__RECORDS SHOWN__:
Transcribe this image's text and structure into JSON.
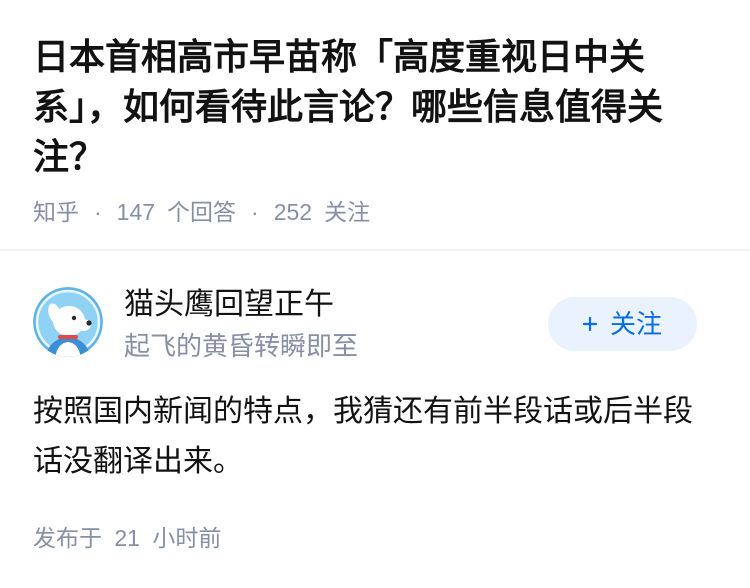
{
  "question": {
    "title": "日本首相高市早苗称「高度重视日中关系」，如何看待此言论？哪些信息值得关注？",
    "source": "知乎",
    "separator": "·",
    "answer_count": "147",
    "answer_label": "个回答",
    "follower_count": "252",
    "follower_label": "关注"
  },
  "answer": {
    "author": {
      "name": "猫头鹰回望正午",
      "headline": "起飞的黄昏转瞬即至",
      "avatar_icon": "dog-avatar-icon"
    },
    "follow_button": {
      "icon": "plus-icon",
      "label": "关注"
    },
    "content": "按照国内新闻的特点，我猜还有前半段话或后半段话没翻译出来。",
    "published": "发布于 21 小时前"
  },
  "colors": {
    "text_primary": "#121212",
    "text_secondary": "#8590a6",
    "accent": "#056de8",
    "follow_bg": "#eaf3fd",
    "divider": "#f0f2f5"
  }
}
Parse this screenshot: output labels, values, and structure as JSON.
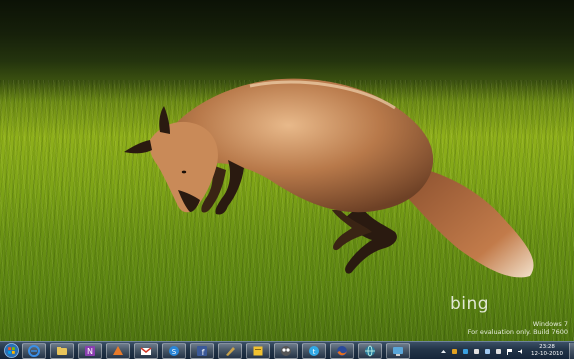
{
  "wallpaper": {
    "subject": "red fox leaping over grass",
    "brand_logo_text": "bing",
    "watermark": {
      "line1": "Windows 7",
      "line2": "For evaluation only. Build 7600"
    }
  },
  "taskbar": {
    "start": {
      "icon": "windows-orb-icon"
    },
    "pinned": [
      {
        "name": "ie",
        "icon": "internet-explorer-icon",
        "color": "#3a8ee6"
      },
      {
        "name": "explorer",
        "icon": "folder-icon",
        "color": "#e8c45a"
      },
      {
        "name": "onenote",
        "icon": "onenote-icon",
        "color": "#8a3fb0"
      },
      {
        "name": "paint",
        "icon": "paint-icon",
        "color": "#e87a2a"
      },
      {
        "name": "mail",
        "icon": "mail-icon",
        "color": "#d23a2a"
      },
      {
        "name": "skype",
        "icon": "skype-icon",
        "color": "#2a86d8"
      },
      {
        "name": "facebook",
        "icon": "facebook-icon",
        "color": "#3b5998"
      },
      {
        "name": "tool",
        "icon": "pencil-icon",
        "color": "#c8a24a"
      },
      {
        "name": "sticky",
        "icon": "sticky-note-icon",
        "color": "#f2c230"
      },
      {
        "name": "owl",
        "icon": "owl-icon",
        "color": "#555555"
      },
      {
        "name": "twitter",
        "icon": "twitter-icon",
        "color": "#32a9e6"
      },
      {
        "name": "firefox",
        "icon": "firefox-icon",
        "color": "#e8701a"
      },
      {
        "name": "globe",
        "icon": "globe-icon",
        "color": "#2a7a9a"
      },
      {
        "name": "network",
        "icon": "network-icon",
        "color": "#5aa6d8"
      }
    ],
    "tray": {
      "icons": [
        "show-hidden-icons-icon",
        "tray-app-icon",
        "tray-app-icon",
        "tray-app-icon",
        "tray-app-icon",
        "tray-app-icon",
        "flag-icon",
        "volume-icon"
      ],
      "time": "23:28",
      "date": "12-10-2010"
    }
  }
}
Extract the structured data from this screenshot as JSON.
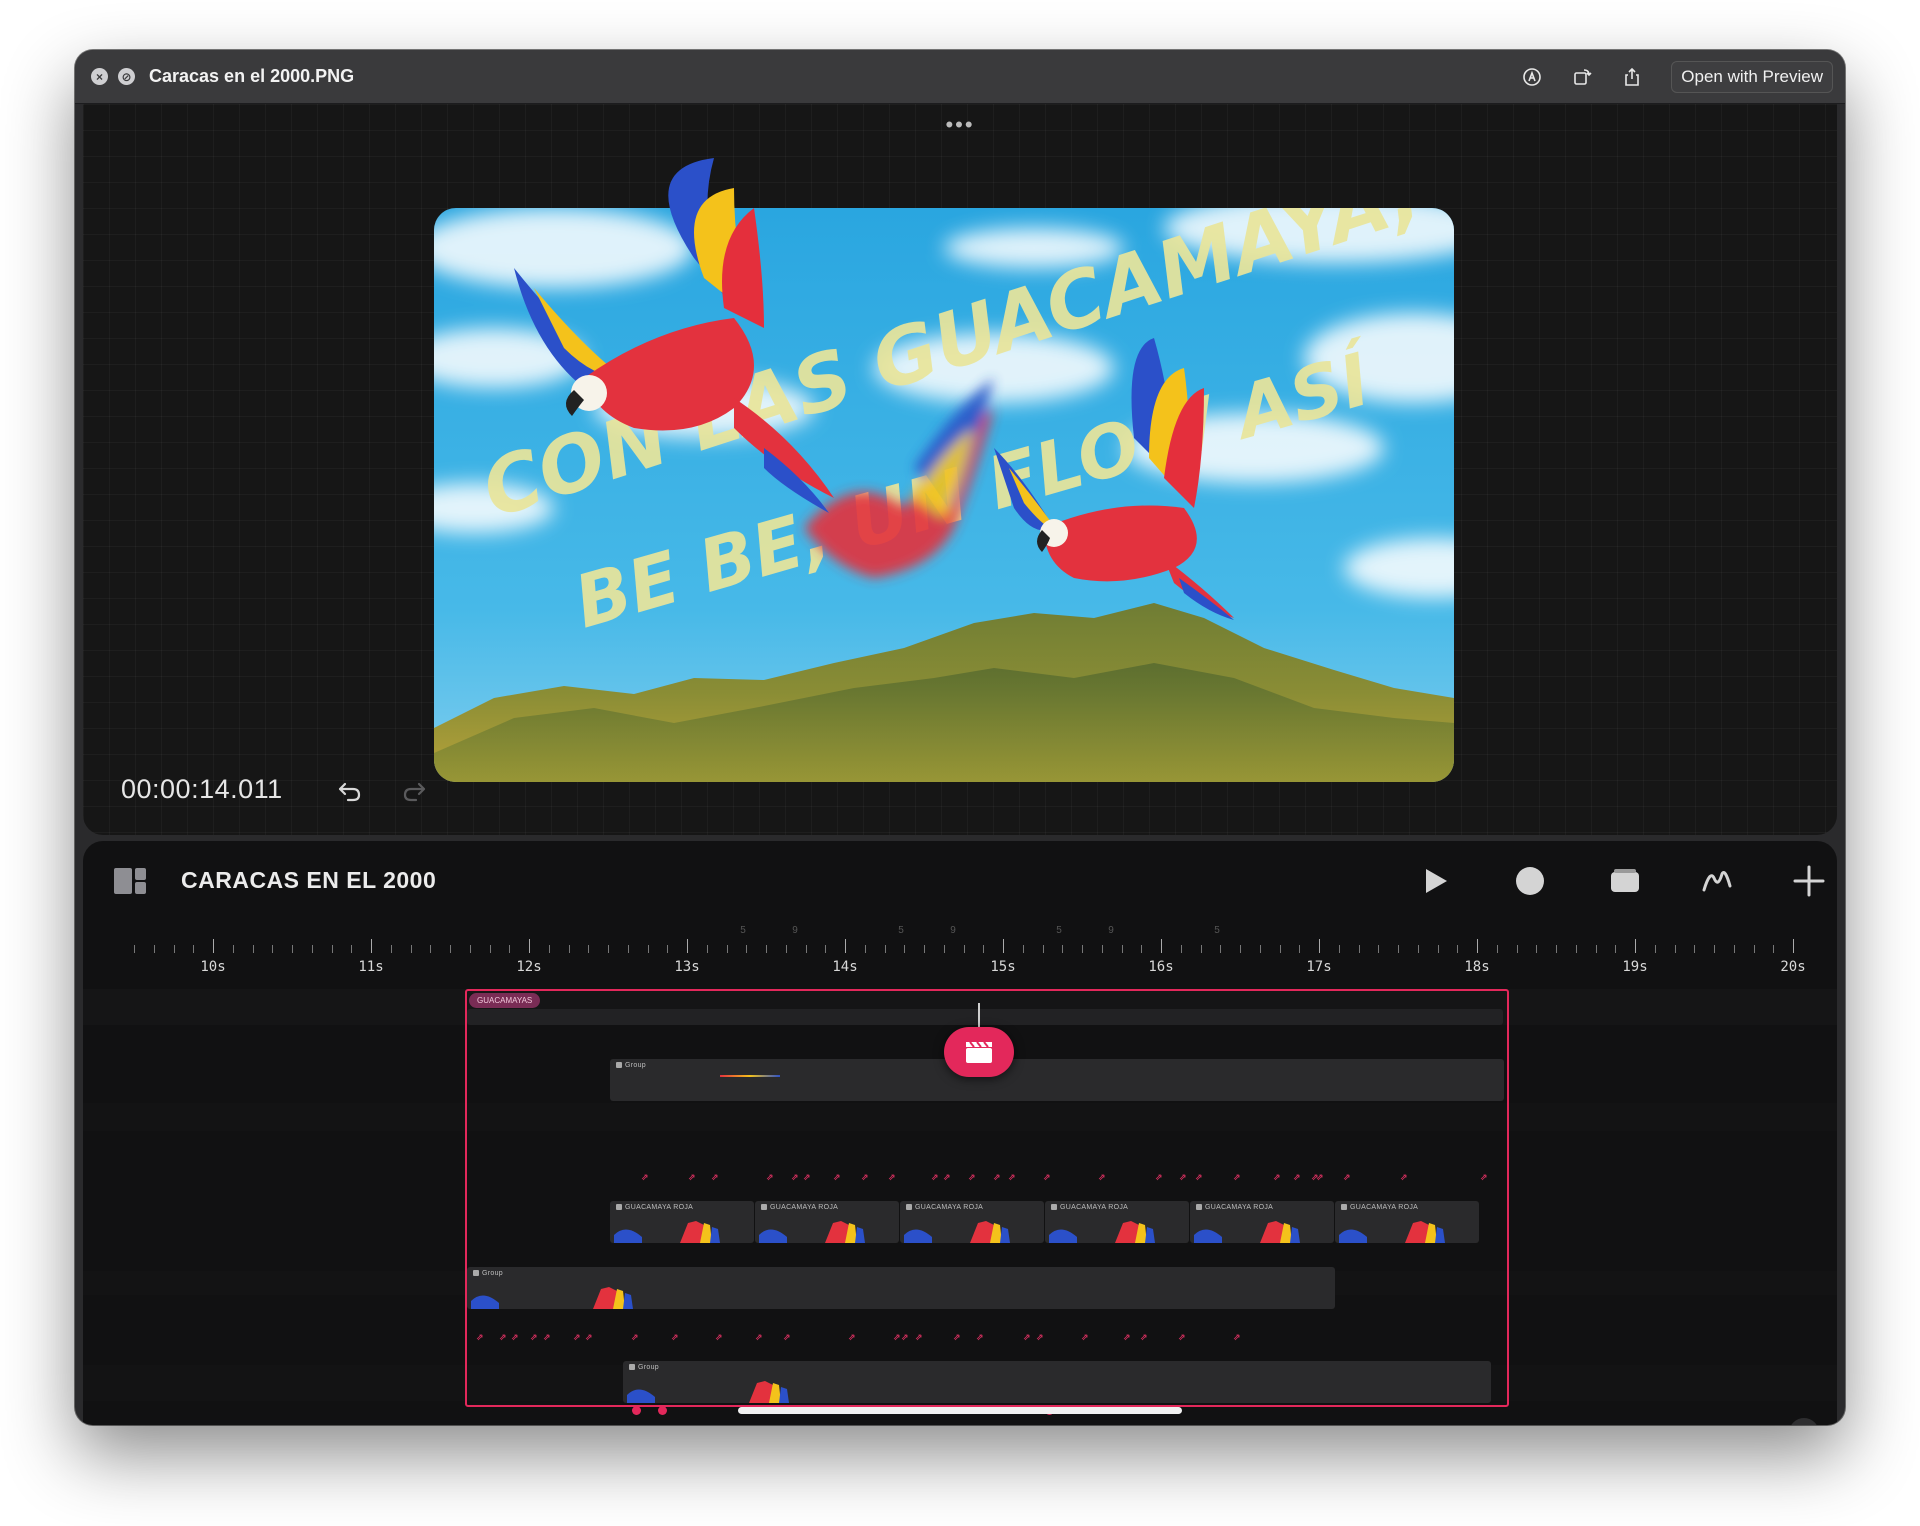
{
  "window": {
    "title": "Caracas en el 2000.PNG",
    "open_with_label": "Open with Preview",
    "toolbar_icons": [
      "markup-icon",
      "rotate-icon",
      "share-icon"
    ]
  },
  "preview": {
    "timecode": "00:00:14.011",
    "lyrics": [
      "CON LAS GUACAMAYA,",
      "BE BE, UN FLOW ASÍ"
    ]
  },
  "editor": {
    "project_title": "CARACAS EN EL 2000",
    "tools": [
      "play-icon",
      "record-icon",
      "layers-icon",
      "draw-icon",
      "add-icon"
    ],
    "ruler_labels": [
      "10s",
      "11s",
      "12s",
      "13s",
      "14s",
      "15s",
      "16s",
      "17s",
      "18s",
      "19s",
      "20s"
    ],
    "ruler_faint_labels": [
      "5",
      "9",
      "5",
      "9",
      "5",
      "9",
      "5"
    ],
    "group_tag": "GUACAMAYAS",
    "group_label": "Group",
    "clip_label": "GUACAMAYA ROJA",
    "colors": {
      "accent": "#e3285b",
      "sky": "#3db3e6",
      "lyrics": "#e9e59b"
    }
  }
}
...
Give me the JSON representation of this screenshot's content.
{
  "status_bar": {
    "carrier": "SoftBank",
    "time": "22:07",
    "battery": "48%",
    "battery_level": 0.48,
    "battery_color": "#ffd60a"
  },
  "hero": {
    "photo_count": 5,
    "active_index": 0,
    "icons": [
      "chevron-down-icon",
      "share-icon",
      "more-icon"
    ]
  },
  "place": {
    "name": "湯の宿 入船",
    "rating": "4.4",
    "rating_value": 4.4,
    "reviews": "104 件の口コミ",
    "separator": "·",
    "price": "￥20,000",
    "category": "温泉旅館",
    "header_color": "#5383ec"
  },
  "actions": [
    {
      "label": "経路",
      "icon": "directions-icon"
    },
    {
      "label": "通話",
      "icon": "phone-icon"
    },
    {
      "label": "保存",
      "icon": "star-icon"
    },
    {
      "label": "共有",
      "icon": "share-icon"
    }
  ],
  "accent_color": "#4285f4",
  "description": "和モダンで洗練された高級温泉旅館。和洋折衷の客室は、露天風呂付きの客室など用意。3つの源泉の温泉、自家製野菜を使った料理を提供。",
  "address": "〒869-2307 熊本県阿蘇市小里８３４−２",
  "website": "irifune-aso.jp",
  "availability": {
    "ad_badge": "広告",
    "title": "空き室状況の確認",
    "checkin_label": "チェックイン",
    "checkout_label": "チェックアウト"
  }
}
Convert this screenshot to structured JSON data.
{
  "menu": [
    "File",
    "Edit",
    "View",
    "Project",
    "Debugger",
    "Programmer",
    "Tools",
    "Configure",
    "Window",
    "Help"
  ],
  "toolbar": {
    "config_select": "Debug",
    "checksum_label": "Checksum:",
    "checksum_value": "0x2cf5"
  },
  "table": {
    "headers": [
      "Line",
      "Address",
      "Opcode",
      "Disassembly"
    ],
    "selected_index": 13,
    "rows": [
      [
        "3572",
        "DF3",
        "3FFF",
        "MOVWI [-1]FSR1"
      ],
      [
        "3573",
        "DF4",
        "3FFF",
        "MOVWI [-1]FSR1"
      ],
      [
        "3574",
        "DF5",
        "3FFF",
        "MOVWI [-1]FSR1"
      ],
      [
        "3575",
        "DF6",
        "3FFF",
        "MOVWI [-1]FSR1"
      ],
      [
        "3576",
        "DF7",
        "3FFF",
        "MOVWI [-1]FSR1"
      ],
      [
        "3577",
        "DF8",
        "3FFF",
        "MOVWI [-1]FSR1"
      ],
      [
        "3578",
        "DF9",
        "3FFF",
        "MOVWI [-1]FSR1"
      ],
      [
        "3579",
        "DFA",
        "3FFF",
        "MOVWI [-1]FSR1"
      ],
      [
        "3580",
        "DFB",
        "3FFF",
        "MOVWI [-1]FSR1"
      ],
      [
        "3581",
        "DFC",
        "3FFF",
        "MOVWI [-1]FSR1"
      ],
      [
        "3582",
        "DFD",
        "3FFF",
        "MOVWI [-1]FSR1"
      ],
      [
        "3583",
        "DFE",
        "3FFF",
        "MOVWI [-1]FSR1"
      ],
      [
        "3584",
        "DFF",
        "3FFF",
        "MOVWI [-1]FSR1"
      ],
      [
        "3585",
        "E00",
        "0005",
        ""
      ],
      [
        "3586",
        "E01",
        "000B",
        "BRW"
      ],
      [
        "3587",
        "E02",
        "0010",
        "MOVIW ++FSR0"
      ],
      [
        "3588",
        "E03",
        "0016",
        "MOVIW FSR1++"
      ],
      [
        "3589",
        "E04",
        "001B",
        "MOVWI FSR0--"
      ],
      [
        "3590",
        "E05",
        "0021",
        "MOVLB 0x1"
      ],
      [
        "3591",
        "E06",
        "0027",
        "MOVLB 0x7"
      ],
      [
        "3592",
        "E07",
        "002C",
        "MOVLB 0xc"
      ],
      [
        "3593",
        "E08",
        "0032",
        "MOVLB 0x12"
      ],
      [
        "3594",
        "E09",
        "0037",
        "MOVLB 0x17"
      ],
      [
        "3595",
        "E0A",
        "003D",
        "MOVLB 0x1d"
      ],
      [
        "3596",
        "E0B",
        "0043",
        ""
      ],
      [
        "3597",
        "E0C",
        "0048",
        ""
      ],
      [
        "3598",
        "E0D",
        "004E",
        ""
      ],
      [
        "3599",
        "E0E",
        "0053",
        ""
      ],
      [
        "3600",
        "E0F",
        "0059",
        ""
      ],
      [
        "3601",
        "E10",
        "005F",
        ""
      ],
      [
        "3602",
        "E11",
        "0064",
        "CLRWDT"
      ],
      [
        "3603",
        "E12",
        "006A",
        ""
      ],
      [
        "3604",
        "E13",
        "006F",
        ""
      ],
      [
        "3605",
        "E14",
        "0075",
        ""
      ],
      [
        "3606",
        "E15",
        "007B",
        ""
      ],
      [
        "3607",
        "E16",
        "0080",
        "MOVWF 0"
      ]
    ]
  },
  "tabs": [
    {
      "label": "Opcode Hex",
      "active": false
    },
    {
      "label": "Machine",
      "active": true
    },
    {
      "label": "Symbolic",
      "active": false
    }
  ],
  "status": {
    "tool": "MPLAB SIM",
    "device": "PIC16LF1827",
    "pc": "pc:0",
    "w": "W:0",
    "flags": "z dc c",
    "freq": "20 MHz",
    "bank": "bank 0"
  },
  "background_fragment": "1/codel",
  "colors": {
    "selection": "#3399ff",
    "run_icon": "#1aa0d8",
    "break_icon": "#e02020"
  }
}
...
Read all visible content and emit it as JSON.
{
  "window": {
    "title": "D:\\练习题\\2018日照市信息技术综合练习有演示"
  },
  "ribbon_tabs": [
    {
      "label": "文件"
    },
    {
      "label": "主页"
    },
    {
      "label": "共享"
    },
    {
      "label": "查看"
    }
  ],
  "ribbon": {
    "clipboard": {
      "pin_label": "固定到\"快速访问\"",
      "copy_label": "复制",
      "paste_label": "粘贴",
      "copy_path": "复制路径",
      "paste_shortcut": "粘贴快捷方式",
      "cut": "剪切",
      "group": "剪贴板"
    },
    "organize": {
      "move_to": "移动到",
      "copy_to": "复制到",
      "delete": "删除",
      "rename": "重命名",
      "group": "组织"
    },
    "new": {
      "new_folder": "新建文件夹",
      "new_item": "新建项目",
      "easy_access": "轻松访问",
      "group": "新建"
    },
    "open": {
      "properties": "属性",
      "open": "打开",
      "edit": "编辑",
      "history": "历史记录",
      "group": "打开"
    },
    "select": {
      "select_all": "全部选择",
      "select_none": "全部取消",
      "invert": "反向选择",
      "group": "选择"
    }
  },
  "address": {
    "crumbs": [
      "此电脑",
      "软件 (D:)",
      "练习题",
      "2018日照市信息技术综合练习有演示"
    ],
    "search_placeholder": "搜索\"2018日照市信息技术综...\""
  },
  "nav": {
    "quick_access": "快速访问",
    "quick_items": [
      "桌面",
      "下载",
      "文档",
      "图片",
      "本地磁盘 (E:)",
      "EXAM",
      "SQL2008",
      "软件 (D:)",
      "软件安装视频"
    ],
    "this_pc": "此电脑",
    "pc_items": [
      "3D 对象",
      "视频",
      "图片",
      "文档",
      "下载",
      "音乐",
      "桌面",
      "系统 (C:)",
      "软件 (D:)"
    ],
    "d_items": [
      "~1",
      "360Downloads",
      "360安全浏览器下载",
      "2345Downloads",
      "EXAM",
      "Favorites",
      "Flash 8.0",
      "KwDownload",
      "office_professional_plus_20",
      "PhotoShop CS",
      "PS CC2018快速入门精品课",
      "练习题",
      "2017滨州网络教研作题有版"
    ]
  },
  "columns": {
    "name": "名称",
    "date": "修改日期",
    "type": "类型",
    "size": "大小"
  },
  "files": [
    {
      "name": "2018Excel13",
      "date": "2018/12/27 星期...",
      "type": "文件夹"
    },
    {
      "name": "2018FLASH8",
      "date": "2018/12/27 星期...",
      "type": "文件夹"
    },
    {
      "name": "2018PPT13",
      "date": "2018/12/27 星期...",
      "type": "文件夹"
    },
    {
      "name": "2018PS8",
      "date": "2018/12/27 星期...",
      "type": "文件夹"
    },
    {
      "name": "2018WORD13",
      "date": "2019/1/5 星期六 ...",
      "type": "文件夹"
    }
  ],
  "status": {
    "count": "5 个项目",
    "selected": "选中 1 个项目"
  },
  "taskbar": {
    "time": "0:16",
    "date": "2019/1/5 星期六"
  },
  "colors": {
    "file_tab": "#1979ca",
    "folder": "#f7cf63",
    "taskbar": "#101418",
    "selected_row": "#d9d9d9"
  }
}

__WORK TO DO__:
Single out each line of the records above with the string "share" in it, and copy it.

__CORRECT RESULT__:
      "share-icon"
      "share-icon",
      "icon": "share-icon"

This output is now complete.